> **Text segment**
+ + + +
Historic school building in North Carolina, United States

Atkins High School located at Winston-Salem, Forsyth County, North Carolina, was dedicated on April 2, 1931, as a facility for African American students. The building, equipment and grounds were valued at that time at $400,000. This was paid primarily by the city, with a grant of $50,000 from the Rosenwald Fund.

== History ==
Dr. Simon Green Atkins (1863–1934) came to Winston-Salem from Raleigh, North Carolina, where he graduated from St. Augustine Normal and Collegiate Institute (now St. Augustine's College). In 1890, he accepted the position of principal of Depot Street School in Winston-Salem. Dr. Atkins was the organizer, secretary, and agent of the board that started Slater Industrial Academy in 1892, now Winston–Salem State University.

Dr. Atkins served as principal of Slater on a part-time basis for the first two years of its existence, while he continued his work as principal of Depot Street School. As Slater Industrial Academy grew, the demands upon Dr. Atkins' leadership and direction increased. In 1895, he resigned his position at Depot Street School to devote himself entirely to Slater Academy.

Julius Rosenwald was a president of Sears Roebuck who was noted for supporting black schools throughout the south. The first principal was John Carter, who had previously been a professor at Winston-Salem Teacher's College. He continued as principal until 1959. The school curriculum included both an academic track for those students intending to go on to college, and a vocational track for those intending to start work immediately. Atkins served as a high school until 1971, when it then converted into a junior high school.
+ + + +
> **Dataset content**
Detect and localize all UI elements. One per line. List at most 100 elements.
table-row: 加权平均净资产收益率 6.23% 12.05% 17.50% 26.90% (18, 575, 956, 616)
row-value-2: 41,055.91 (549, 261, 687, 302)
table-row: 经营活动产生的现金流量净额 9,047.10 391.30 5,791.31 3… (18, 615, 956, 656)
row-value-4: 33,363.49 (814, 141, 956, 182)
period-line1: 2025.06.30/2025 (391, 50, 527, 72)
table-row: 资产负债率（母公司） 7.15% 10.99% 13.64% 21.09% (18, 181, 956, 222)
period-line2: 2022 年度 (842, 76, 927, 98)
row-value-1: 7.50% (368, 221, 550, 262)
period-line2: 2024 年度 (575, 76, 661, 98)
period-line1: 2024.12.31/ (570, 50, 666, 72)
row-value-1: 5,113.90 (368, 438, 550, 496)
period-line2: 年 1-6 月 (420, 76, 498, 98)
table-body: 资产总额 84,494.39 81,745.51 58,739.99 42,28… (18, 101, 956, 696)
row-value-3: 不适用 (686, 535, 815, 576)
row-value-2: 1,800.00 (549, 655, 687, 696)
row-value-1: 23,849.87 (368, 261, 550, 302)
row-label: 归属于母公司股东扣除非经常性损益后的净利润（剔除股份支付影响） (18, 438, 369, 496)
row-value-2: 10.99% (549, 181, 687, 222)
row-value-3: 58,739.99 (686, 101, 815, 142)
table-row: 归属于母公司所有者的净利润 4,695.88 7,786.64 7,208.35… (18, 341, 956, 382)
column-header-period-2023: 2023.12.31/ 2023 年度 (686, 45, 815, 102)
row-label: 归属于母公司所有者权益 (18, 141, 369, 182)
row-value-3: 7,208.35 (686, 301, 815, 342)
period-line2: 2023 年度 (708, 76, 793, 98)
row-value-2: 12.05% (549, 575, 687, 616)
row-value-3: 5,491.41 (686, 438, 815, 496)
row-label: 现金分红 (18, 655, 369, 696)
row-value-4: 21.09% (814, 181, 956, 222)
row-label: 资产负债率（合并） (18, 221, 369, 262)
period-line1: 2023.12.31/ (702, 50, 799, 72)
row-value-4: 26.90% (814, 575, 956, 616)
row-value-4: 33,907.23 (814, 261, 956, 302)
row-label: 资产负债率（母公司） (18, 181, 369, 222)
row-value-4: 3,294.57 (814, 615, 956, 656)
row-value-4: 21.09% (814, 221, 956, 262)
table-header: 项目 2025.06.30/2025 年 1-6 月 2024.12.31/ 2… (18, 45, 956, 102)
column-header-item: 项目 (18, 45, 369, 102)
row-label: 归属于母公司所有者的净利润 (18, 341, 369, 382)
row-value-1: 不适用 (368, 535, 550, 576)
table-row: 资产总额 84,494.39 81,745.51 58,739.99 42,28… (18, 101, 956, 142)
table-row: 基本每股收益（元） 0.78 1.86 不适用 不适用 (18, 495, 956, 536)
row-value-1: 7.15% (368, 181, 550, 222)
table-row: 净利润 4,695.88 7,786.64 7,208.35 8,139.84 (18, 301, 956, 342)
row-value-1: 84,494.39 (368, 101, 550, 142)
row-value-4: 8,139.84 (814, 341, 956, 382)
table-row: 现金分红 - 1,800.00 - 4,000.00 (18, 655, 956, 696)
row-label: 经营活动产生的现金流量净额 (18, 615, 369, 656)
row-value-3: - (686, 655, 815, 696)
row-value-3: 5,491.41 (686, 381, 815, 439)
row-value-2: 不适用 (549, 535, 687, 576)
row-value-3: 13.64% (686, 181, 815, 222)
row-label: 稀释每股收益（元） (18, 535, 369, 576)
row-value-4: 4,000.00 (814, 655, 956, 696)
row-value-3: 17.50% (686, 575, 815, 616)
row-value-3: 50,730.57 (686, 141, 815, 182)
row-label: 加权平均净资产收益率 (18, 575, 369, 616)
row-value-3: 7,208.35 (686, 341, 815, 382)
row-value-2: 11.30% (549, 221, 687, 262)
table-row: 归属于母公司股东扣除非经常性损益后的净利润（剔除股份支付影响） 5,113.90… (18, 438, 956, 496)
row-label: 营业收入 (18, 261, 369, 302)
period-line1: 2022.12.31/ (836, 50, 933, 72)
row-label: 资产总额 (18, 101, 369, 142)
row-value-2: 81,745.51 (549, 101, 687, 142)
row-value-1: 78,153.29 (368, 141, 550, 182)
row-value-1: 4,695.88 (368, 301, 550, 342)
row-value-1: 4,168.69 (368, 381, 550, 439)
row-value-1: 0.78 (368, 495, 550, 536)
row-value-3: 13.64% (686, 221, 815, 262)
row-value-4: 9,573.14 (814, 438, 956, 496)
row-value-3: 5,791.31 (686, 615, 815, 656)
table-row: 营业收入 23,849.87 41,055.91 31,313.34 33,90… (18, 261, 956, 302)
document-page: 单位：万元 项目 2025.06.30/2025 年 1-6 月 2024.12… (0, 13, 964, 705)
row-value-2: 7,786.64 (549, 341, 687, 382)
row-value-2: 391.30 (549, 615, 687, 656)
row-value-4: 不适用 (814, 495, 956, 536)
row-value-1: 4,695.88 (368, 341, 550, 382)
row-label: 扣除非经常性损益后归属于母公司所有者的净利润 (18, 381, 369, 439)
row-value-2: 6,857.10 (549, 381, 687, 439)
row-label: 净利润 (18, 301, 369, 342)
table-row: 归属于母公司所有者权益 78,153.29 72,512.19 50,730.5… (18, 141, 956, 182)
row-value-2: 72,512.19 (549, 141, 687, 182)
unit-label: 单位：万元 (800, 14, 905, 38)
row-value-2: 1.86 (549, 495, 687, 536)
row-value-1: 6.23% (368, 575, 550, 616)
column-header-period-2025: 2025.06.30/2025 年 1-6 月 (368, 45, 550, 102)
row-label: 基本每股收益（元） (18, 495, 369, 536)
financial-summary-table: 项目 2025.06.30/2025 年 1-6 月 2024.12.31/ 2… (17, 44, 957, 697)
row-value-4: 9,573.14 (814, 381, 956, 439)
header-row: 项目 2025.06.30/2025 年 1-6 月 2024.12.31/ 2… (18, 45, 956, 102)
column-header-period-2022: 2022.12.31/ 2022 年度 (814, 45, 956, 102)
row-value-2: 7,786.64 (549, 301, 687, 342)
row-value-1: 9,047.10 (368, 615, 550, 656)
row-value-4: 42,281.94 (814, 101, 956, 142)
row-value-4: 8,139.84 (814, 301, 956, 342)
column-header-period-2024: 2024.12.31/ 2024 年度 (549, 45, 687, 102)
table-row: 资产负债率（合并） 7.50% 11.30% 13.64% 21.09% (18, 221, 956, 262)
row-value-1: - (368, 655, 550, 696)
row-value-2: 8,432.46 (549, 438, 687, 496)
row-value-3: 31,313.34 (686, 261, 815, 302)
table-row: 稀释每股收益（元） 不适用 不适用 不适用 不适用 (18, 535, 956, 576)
+ + + +
> **Instructions**
(1) Echo the passage of the Atkins High School text starting with "Dr. Atkins served" and going on through "junior high school.", reproducing it word for word.
(2) Give what follows the last sentence of the Atkins High School text, carrying it forward in the same manner.
The rows are independent material and bear no relation to the text about Atkins High School.

> **Answers in order**
(1)
Dr. Atkins served as principal of Slater on a part-time basis for the first two years of its existence, while he continued his work as principal of Depot Street School. As Slater Industrial Academy grew, the demands upon Dr. Atkins' leadership and direction increased. In 1895, he resigned his position at Depot Street School to devote himself entirely to Slater Academy.

Julius Rosenwald was a president of Sears Roebuck who was noted for supporting black schools throughout the south. The first principal was John Carter, who had previously been a professor at Winston-Salem Teacher's College. He continued as principal until 1959. The school curriculum included both an academic track for those students intending to go on to college, and a vocational track for those intending to start work immediately. Atkins served as a high school until 1971, when it then converted into a junior high school.

(2)
It was listed on the National Register of Historic Places in 1999.

The Atkins name was transferred to the Simon G. Atkins Academic & Technology High School in September 2005, which opened at a different school building. The site of the former Atkins High School is now the Winston-Salem Preparatory Academy.

== Notable alumni ==

- Hubbard Alexander — college football and NFL coach
- Hannah Atkins — member of the Oklahoma House of Representatives from 1968 to 1980, and the first African-American woman elected to it
- William Bell — served as mayor of Durham, North Carolina
- Carl Eller — NFL defensive end, member of Pro Football Hall of Fame
- Herman Gilliam — NBA player
- Happy Hairston — NBA player
- Ike Hill — NFL defensive back
- Lawrence Joel — United States Army soldier and Medal of Honor recipient
- Willie Porter — professional basketball player
- Togo D. West, Jr. — American attorney and public official
- Nadine Winter — community activist and Democratic politician in Washington, D.C.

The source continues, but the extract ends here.